Material provided:
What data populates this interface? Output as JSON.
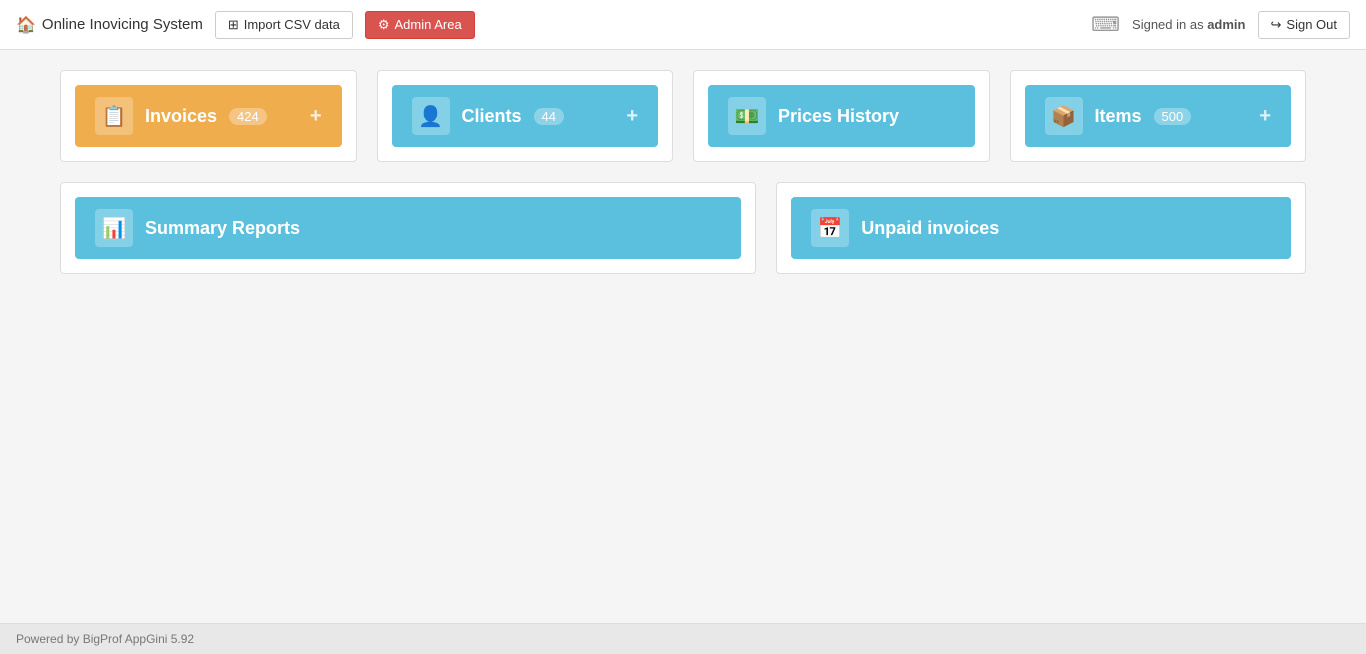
{
  "app": {
    "title": "Online Inovicing System",
    "home_icon": "🏠"
  },
  "navbar": {
    "import_btn": "Import CSV data",
    "import_icon": "⊞",
    "admin_btn": "Admin Area",
    "admin_icon": "⚙",
    "keyboard_icon": "⌨",
    "signed_in_prefix": "Signed in as ",
    "signed_in_user": "admin",
    "signout_btn": "Sign Out",
    "signout_icon": "↪"
  },
  "modules": {
    "invoices": {
      "label": "Invoices",
      "count": "424",
      "icon": "📋"
    },
    "clients": {
      "label": "Clients",
      "count": "44",
      "icon": "👤"
    },
    "prices_history": {
      "label": "Prices History",
      "icon": "💵"
    },
    "items": {
      "label": "Items",
      "count": "500",
      "icon": "📦"
    },
    "summary_reports": {
      "label": "Summary Reports",
      "icon": "📊"
    },
    "unpaid_invoices": {
      "label": "Unpaid invoices",
      "icon": "📅"
    }
  },
  "footer": {
    "text": "Powered by BigProf AppGini 5.92"
  }
}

Task details: Where a line contains the string "label", extract that line.

Response to this task:
      "label": "Invoices",
      "label": "Clients",
      "label": "Prices History",
      "label": "Items",
      "label": "Summary Reports",
      "label": "Unpaid invoices",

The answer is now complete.